#### Short problem 1
Print the stretch of the R string-matching question from "I am trying" through "stringcounting <- data.frame()".
#### Short problem 2
Decide whether each statement below agrees with the R string-matching question: (a) The data frame described has three columns of strings. (b) The expected count for the third row is 5. (c) The attempted code splits the strings on spaces with str_split. Answer yes or no for each, and quote the exact words of the question that decide it.
#### Short problem 3
Finish out the next part of the R string-matching question, continuing from where it stops.

>> BEGIN Text segment

I have a data frame with two columns of strings
x <- data.frame(a = c("HH UH D", "L EH . M IH N", "EH K . S AE M . P EL"),
b = c("HH UH F", "L IY . V IH NG", "S AE M . P EL"))
I am trying to calculate the number of times the characters in column b, row 1 match the characters in column a, row 1. Then column b, row 2 to column a, row 2, etc. Then adding this count as a new column. So the output of this calculation would be something like:
x <- data.frame(a = c("HH UH D", "L EH . M IH N", "EH K . S AE M . P EL"),
b = c("HH UH F", "L IY . V IH NG", "S AE M . P EL"),
c = c(2, 2, 5)) # HH and UH match, so 2
# L and IH match, so 2
# S, AE, M, P, and EL all match, so 5
I have tried using something like this:
a_characters <- str_split(x$a, " ")
b_characters <- str_split(x$b, " ")
stringcounting <- data.frame()

>> END Text segment
>> BEGIN Supplied records

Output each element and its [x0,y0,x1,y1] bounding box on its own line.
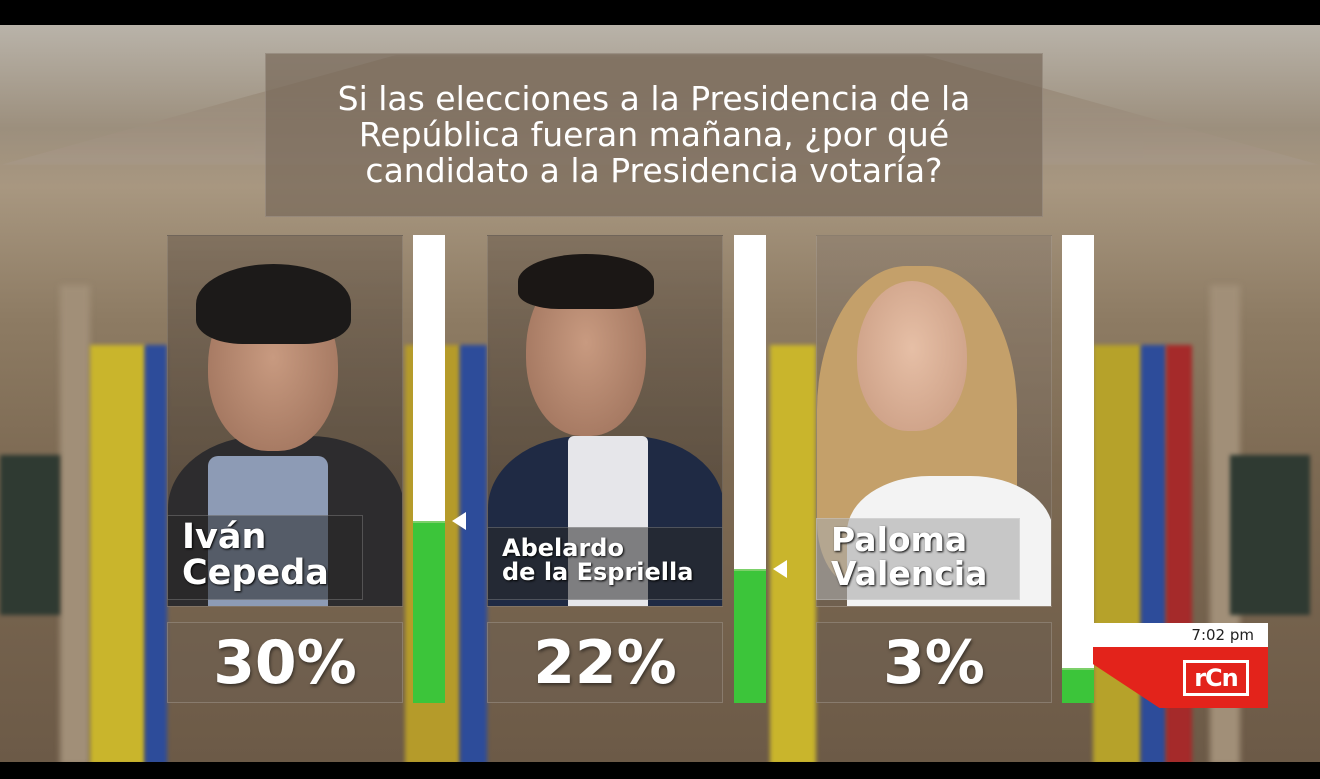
column [60,285,90,762]
bar-marker-arrow [452,511,466,530]
bar-fill [413,520,445,703]
bar-track [413,235,445,703]
bar-fill [734,569,766,703]
window [1230,455,1310,615]
hair [196,264,351,344]
face [857,281,967,431]
candidate-name: Iván Cepeda [167,515,363,600]
flag-yellow [1093,345,1141,762]
bar-marker-arrow [773,560,787,579]
bar-track [1062,235,1094,703]
name-line: Valencia [831,553,988,593]
flag-yellow [770,345,816,762]
flag-blue [145,345,167,762]
name-line: Abelardo [502,534,624,562]
name-line: Paloma [831,520,968,559]
hair [518,254,654,309]
window [0,455,60,615]
percent-label: 30% [167,622,403,703]
percent-label: 22% [487,622,723,703]
flag-blue [460,345,487,762]
bar-fill [1062,668,1094,703]
flag-yellow [90,345,145,762]
poll-question: Si las elecciones a la Presidencia de la… [265,53,1043,217]
candidate-name: Abelardo de la Espriella [487,527,723,600]
percent-label: 3% [816,622,1052,703]
name-line: Cepeda [182,552,329,593]
bar-track [734,235,766,703]
broadcast-clock: 7:02 pm [1093,623,1268,647]
candidate-name: Paloma Valencia [816,518,1020,600]
rcn-logo: rCn [1183,660,1249,696]
name-line: de la Espriella [502,558,694,587]
name-line: Iván [182,517,267,557]
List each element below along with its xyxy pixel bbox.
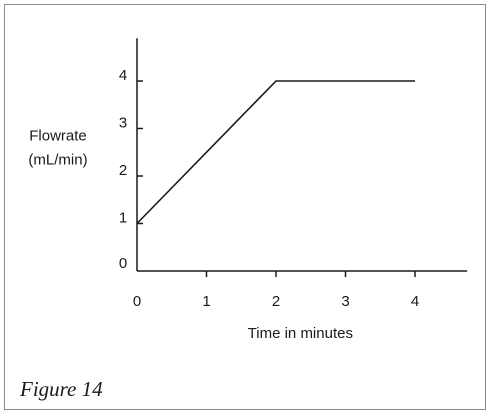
x-tick-label: 3 bbox=[341, 293, 349, 310]
y-axis-label-line-1: Flowrate bbox=[29, 127, 87, 144]
x-ticks: 0 1 2 3 4 bbox=[133, 271, 419, 310]
figure-caption: Figure 14 bbox=[20, 377, 103, 401]
y-axis-label-line-2: (mL/min) bbox=[28, 151, 87, 168]
y-tick-label: 1 bbox=[119, 210, 127, 227]
x-axis-label: Time in minutes bbox=[248, 325, 353, 342]
y-tick-label: 3 bbox=[119, 115, 127, 132]
x-tick-label: 1 bbox=[202, 293, 210, 310]
flowrate-series-line bbox=[136, 80, 415, 225]
y-tick-label: 2 bbox=[119, 162, 127, 179]
y-tick-label: 4 bbox=[119, 67, 127, 84]
figure-frame bbox=[4, 4, 486, 410]
series-layer bbox=[136, 80, 415, 225]
x-tick-label: 2 bbox=[272, 293, 280, 310]
x-tick-label: 4 bbox=[411, 293, 419, 310]
x-tick-label: 0 bbox=[133, 293, 141, 310]
y-tick-label: 0 bbox=[119, 255, 127, 272]
y-ticks: 0 1 2 3 4 bbox=[119, 67, 143, 272]
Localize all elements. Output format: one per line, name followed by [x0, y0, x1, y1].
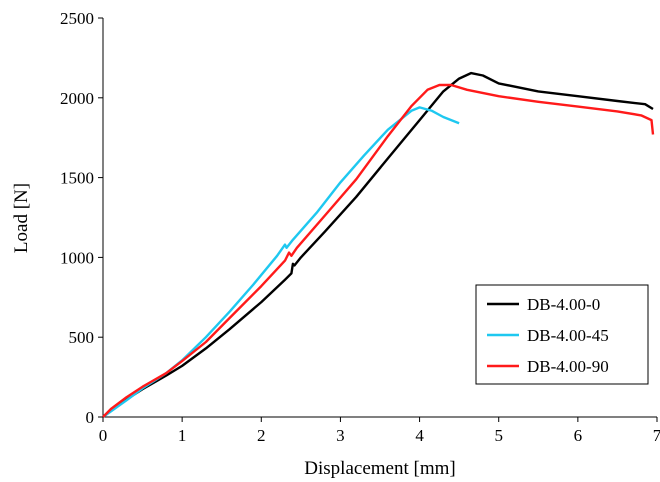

>> END Supplied records

#### Expected output 1
I am trying to calculate the number of times the characters in column b, row 1 match the characters in column a, row 1. Then column b, row 2 to column a, row 2, etc. Then adding this count as a new column. So the output of this calculation would be something like:
x <- data.frame(a = c("HH UH D", "L EH . M IH N", "EH K . S AE M . P EL"),
b = c("HH UH F", "L IY . V IH NG", "S AE M . P EL"),
c = c(2, 2, 5)) # HH and UH match, so 2
# L and IH match, so 2
# S, AE, M, P, and EL all match, so 5
I have tried using something like this:
a_characters <- str_split(x$a, " ")
b_characters <- str_split(x$b, " ")
stringcounting <- data.frame()

#### Expected output 2
(a) No: "I have a data frame with two columns of strings"
(b) Yes: "# S, AE, M, P, and EL all match, so 5"
(c) Yes: "a_characters <- str_split(x$a, " ")"

#### Expected output 3
for (letter in b_characters){
count <- str_count(a_characters, letter)
sum_count <- sum(count)
stringcounting <- rbind(stringcounting, sum_count)
}
But the result here is: 1, 50, 20 rather than 2, 2, 5 (no sense as to why). I imagine something is going wrong in my for-loop and also likely in the way I've split my strings into characters, but I'm not sure what.
We can remove "."
after splitting the string since we don't want to compare that and calculate matching strings using %in%
and sum
.
mapply(function(x, y) sum(x[x != "."] %in% y[y!= "."]),
a_characters, b_characters)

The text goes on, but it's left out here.